_WHAT TO PRODUCE_.
Copy every line of the data that includes the string "dissolved".
━━━ DATA LINES ━━━
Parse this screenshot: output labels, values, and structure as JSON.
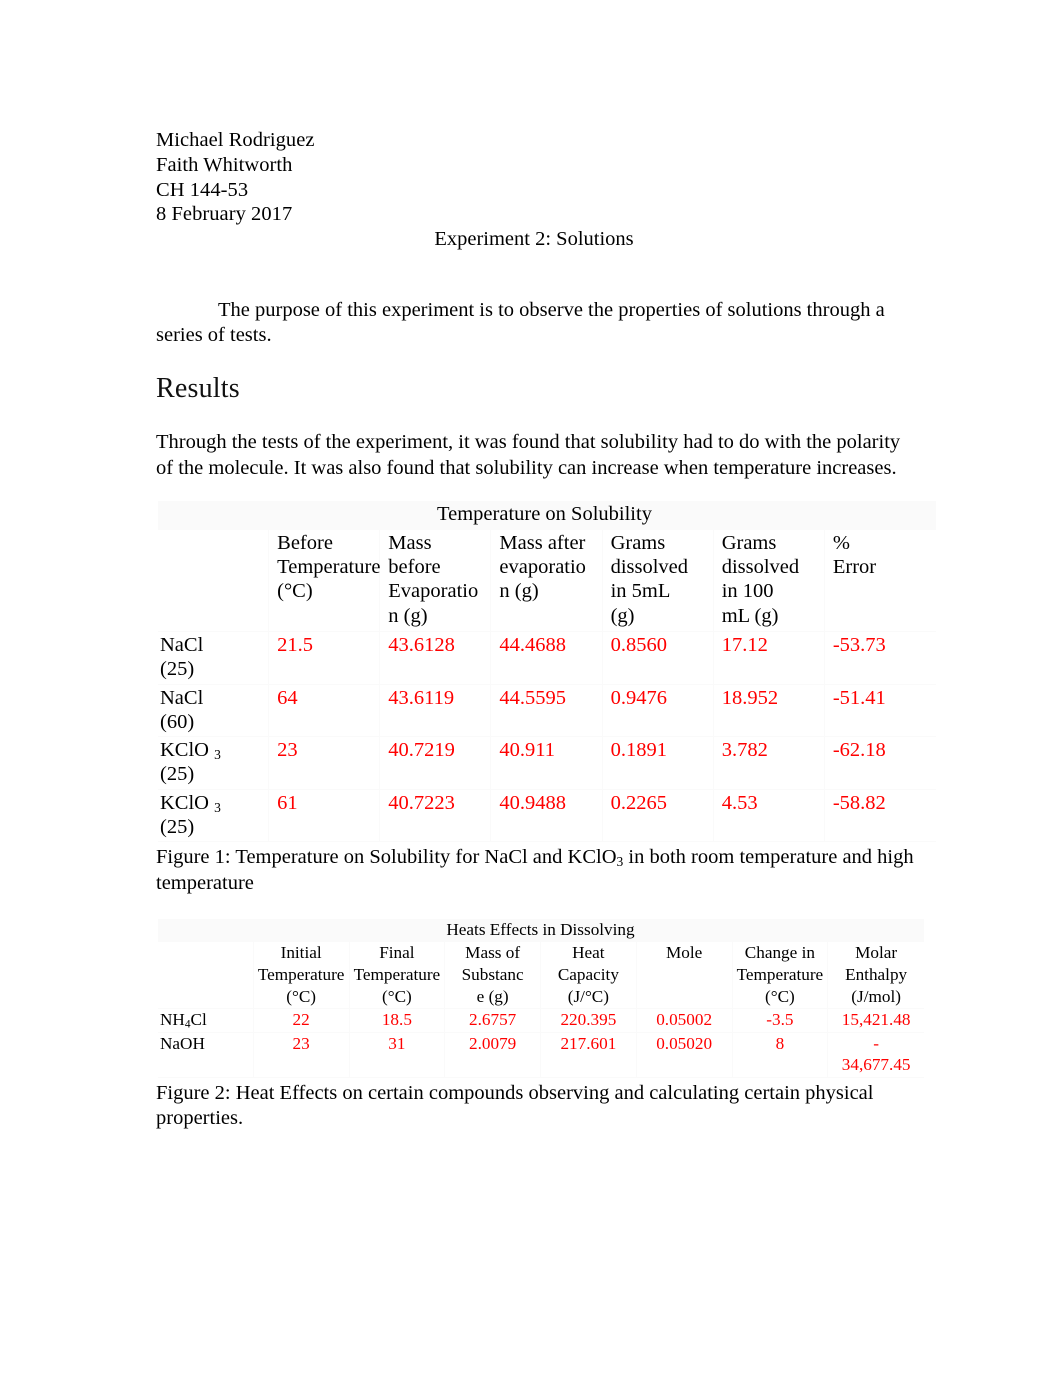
{
  "header": {
    "student_name": "Michael Rodriguez",
    "partner_name": "Faith Whitworth",
    "course": "CH 144-53",
    "date": "8 February 2017",
    "experiment_title": "Experiment 2: Solutions"
  },
  "purpose": {
    "text": "The purpose of this experiment is to observe the properties of solutions through a series of tests."
  },
  "results": {
    "heading": "Results",
    "summary": "Through the tests of the experiment, it was found that solubility had to do with the polarity of the molecule. It was also found that solubility can increase when temperature increases."
  },
  "table1": {
    "caption": "Temperature on Solubility",
    "columns": [
      "",
      "Before Temperature (°C)",
      "Mass before Evaporation (g)",
      "Mass after evaporation (g)",
      "Grams dissolved in 5mL (g)",
      "Grams dissolved in 100 mL (g)",
      "% Error"
    ],
    "column_parts": [
      {
        "l1": "",
        "l2": "",
        "l3": ""
      },
      {
        "l1": "Before",
        "l2": "Temperature",
        "l3": "(°C)"
      },
      {
        "l1": "Mass before",
        "l2": "Evaporatio",
        "l3": "n (g)"
      },
      {
        "l1": "Mass after",
        "l2": "evaporatio",
        "l3": "n (g)"
      },
      {
        "l1": "Grams",
        "l2": "dissolved",
        "l3": "in 5mL",
        "l4": "(g)"
      },
      {
        "l1": "Grams",
        "l2": "dissolved",
        "l3": "in 100",
        "l4": "mL (g)"
      },
      {
        "l1": "%",
        "l2": "Error",
        "l3": ""
      }
    ],
    "rows": [
      {
        "label_main": "NaCl",
        "label_sub": "",
        "label_paren": "(25)",
        "before_temp": "21.5",
        "mass_before": "43.6128",
        "mass_after": "44.4688",
        "grams_5ml": "0.8560",
        "grams_100ml": "17.12",
        "percent_error": "-53.73"
      },
      {
        "label_main": "NaCl",
        "label_sub": "",
        "label_paren": "(60)",
        "before_temp": "64",
        "mass_before": "43.6119",
        "mass_after": "44.5595",
        "grams_5ml": "0.9476",
        "grams_100ml": "18.952",
        "percent_error": "-51.41"
      },
      {
        "label_main": "KClO",
        "label_sub": "3",
        "label_paren": "(25)",
        "before_temp": "23",
        "mass_before": "40.7219",
        "mass_after": "40.911",
        "grams_5ml": "0.1891",
        "grams_100ml": "3.782",
        "percent_error": "-62.18"
      },
      {
        "label_main": "KClO",
        "label_sub": "3",
        "label_paren": "(25)",
        "before_temp": "61",
        "mass_before": "40.7223",
        "mass_after": "40.9488",
        "grams_5ml": "0.2265",
        "grams_100ml": "4.53",
        "percent_error": "-58.82"
      }
    ]
  },
  "figure1": {
    "caption_prefix": "Figure 1:",
    "caption_body_a": "  Temperature on Solubility for NaCl and KClO",
    "caption_sub": "3",
    "caption_body_b": " in both room temperature and high temperature"
  },
  "table2": {
    "caption": "Heats Effects in Dissolving",
    "columns": [
      "",
      "Initial Temperature (°C)",
      "Final Temperature (°C)",
      "Mass of Substance (g)",
      "Heat Capacity (J/°C)",
      "Mole",
      "Change in Temperature (°C)",
      "Molar Enthalpy (J/mol)"
    ],
    "column_parts": [
      {
        "l1": "",
        "l2": "",
        "l3": ""
      },
      {
        "l1": "Initial",
        "l2": "Temperature",
        "l3": "(°C)"
      },
      {
        "l1": "Final",
        "l2": "Temperature",
        "l3": "(°C)"
      },
      {
        "l1": "Mass of",
        "l2": "Substanc",
        "l3": "e (g)"
      },
      {
        "l1": "Heat",
        "l2": "Capacity",
        "l3": "(J/°C)"
      },
      {
        "l1": "Mole",
        "l2": "",
        "l3": ""
      },
      {
        "l1": "Change in",
        "l2": "Temperature",
        "l3": "(°C)"
      },
      {
        "l1": "Molar",
        "l2": "Enthalpy",
        "l3": "(J/mol)"
      }
    ],
    "rows": [
      {
        "label_pre": "NH",
        "label_sub": "4",
        "label_post": "Cl",
        "initial_temp": "22",
        "final_temp": "18.5",
        "mass": "2.6757",
        "heat_capacity": "220.395",
        "mole": "0.05002",
        "delta_temp": "-3.5",
        "molar_enthalpy": "15,421.48"
      },
      {
        "label_pre": "NaOH",
        "label_sub": "",
        "label_post": "",
        "initial_temp": "23",
        "final_temp": "31",
        "mass": "2.0079",
        "heat_capacity": "217.601",
        "mole": "0.05020",
        "delta_temp": "8",
        "molar_enthalpy": "-\n34,677.45"
      }
    ]
  },
  "figure2": {
    "caption": "Figure 2:  Heat Effects on certain compounds observing and calculating certain physical properties."
  },
  "colors": {
    "data_value": "#ff0000",
    "text": "#000000",
    "page_background": "#ffffff",
    "table_gridline": "#fafafa"
  }
}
━━━
_WRITTEN SOLUTION_.
      "Grams dissolved in 5mL (g)",
      "Grams dissolved in 100 mL (g)",
        "l2": "dissolved",
        "l2": "dissolved",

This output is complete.